> **Description of the task**
Reproduce each line from the records that holds "исследования".

= = = =

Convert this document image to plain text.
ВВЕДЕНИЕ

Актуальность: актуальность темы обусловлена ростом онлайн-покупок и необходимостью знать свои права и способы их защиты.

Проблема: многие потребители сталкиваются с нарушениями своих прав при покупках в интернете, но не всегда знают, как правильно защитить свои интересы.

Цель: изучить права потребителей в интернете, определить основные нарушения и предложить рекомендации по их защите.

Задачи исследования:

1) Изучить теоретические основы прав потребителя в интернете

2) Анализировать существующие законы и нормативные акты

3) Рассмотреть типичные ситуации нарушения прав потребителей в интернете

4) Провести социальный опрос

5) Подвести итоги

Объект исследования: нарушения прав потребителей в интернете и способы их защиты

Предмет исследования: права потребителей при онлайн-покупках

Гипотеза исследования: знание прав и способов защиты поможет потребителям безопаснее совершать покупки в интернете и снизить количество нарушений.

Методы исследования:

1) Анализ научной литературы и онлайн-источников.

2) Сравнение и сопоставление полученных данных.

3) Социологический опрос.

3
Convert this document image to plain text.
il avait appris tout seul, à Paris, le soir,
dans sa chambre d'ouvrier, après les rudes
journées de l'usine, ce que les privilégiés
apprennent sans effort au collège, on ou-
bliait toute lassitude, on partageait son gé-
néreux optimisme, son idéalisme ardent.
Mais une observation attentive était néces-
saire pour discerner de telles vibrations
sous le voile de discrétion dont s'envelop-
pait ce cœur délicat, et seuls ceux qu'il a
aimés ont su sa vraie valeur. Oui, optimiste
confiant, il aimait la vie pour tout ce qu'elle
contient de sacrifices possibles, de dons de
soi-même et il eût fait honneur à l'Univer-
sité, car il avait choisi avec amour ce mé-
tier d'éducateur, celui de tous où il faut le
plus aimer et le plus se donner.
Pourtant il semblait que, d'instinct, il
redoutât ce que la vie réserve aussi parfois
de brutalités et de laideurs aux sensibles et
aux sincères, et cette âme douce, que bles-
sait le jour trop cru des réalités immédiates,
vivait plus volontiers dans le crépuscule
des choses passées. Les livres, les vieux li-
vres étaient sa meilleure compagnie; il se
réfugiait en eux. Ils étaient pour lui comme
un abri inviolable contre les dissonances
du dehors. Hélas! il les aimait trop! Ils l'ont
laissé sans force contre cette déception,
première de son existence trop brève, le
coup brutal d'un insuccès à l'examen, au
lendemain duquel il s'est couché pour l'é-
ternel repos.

= = = =

> **Result of the task**
Задачи исследования:
Объект исследования: нарушения прав потребителей в интернете и способы их защиты
Предмет исследования: права потребителей при онлайн-покупках
Гипотеза исследования: знание прав и способов защиты поможет потребителям безопаснее совершать покупки в интернете и снизить количество нарушений.
Методы исследования:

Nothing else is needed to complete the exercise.